> **Artikel**
Vente: 273 / Rare Books 18/19. novembre 2002 Lot 1428




1428
Schriftsteller/Reichsschrifttumskammer
Slg. Autographen. 10 Tle. (Bergengruen/Nossack/Kästner/Kasack/Edschmid/Zuckmayer/Jünger/Hausmann)
Estimation:
€ 600 / $ 642
Résultat:
€ 834 / $ 892

( frais d'adjudication compris)
8 Schriftsteller-Autographen mit Stellungnahme zur Reichsschrifttumskammer. Aus den Jahren 1963-67.
Interessante und aufschlußreiche Antwortbriefe auf eine Anfrage von Jürgen Meyer in Kiel, der eine Dissertation über die Reichsschrifttumskammer des Dritten Reiches plante und eine Reihe von Autoren um Auskunft darüber gebeten hatte, in welchem Verhältnis sie zu dieser Institution gestanden hätten.

> **Aufgabe**
Zähle sämtliche Schriftstellernamen auf, die die Losbeschreibung in der Klammer nach „Slg. Autographen. 10 Tle.“ nennt. Stütze dich ausschließlich auf die Losbeschreibung.

> **Datenauszug**

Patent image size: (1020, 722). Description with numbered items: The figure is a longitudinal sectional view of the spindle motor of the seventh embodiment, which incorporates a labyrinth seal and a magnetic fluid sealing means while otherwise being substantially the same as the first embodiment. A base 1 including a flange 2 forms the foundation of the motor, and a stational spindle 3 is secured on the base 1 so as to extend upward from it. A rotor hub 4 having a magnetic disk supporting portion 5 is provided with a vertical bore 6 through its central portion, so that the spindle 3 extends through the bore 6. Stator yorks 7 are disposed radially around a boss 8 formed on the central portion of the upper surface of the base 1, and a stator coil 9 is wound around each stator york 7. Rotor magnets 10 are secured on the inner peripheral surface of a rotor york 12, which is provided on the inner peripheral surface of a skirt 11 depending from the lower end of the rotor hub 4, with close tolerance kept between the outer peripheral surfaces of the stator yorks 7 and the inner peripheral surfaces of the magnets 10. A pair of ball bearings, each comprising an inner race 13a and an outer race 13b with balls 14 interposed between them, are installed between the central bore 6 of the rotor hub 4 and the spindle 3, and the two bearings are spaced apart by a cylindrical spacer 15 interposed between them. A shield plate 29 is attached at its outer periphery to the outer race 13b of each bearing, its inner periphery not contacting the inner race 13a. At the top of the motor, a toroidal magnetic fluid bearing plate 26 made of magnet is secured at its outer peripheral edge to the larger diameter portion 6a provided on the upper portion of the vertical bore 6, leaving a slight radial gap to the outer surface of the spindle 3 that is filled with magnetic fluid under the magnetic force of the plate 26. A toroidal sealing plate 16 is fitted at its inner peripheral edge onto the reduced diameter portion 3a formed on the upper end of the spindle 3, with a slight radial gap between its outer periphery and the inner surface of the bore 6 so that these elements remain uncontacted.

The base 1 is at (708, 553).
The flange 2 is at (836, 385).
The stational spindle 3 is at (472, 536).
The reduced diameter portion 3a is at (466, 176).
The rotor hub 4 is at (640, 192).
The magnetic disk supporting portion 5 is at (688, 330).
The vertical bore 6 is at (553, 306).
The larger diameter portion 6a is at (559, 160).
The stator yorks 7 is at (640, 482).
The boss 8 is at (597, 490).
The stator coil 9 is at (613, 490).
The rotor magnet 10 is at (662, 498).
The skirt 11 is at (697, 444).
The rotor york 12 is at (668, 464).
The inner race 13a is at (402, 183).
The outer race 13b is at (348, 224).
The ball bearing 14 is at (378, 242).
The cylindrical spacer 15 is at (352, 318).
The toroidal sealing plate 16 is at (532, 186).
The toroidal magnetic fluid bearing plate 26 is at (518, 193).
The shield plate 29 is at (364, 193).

> **Richtige Antwort**
Bergengruen, Nossack, Kästner, Kasack, Edschmid, Zuckmayer, Jünger, Hausmann